* Written request:
Report every line in the listing that contains the string "true".

* Data lines:
————

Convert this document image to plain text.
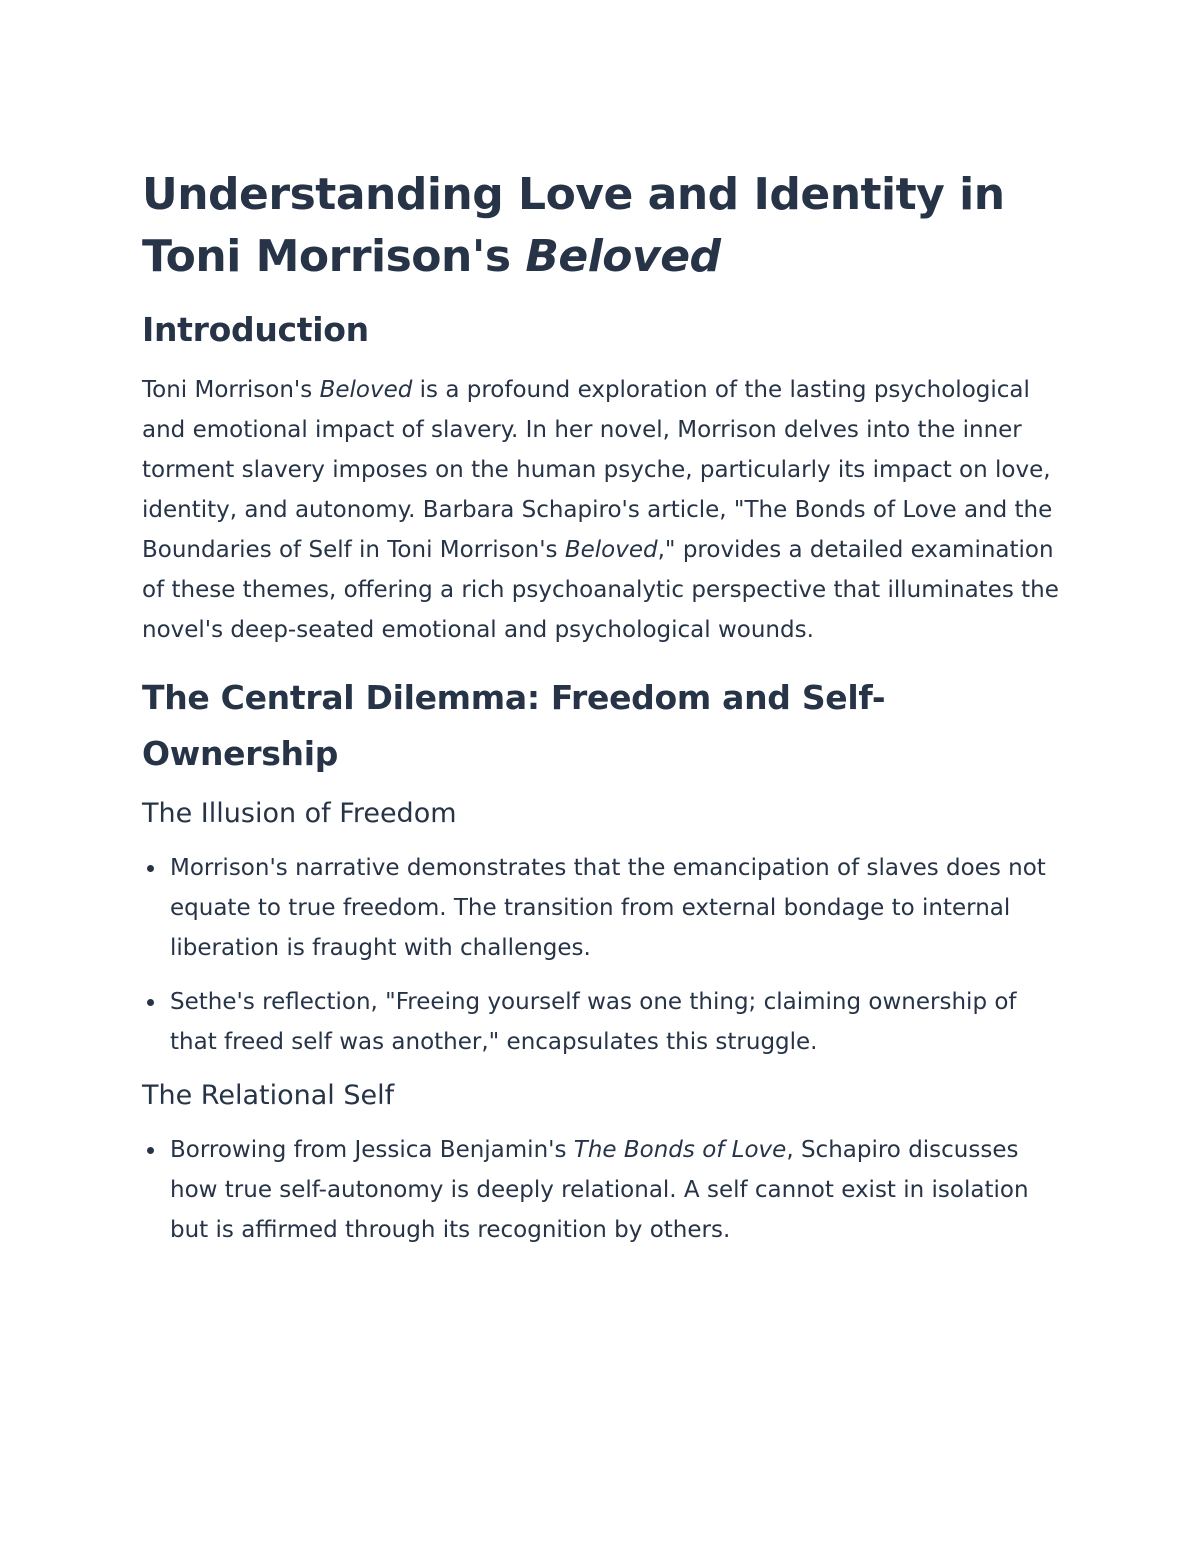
Understanding Love and Identity in Toni Morrison's Beloved
Introduction

Toni Morrison's Beloved is a profound exploration of the lasting psychological and emotional impact of slavery. In her novel, Morrison delves into the inner torment slavery imposes on the human psyche, particularly its impact on love, identity, and autonomy. Barbara Schapiro's article, "The Bonds of Love and the Boundaries of Self in Toni Morrison's Beloved," provides a detailed examination of these themes, offering a rich psychoanalytic perspective that illuminates the novel's deep-seated emotional and psychological wounds.

The Central Dilemma: Freedom and Self-Ownership
The Illusion of Freedom
Morrison's narrative demonstrates that the emancipation of slaves does not equate to true freedom. The transition from external bondage to internal liberation is fraught with challenges.
Sethe's reflection, "Freeing yourself was one thing; claiming ownership of that freed self was another," encapsulates this struggle.
The Relational Self
Borrowing from Jessica Benjamin's The Bonds of Love, Schapiro discusses how true self-autonomy is deeply relational. A self cannot exist in isolation but is affirmed through its recognition by others.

————

* Result:
Morrison's narrative demonstrates that the emancipation of slaves does not equate to true freedom. The transition from external bondage to internal liberation is fraught with challenges.
Borrowing from Jessica Benjamin's The Bonds of Love, Schapiro discusses how true self-autonomy is deeply relational. A self cannot exist in isolation but is affirmed through its recognition by others.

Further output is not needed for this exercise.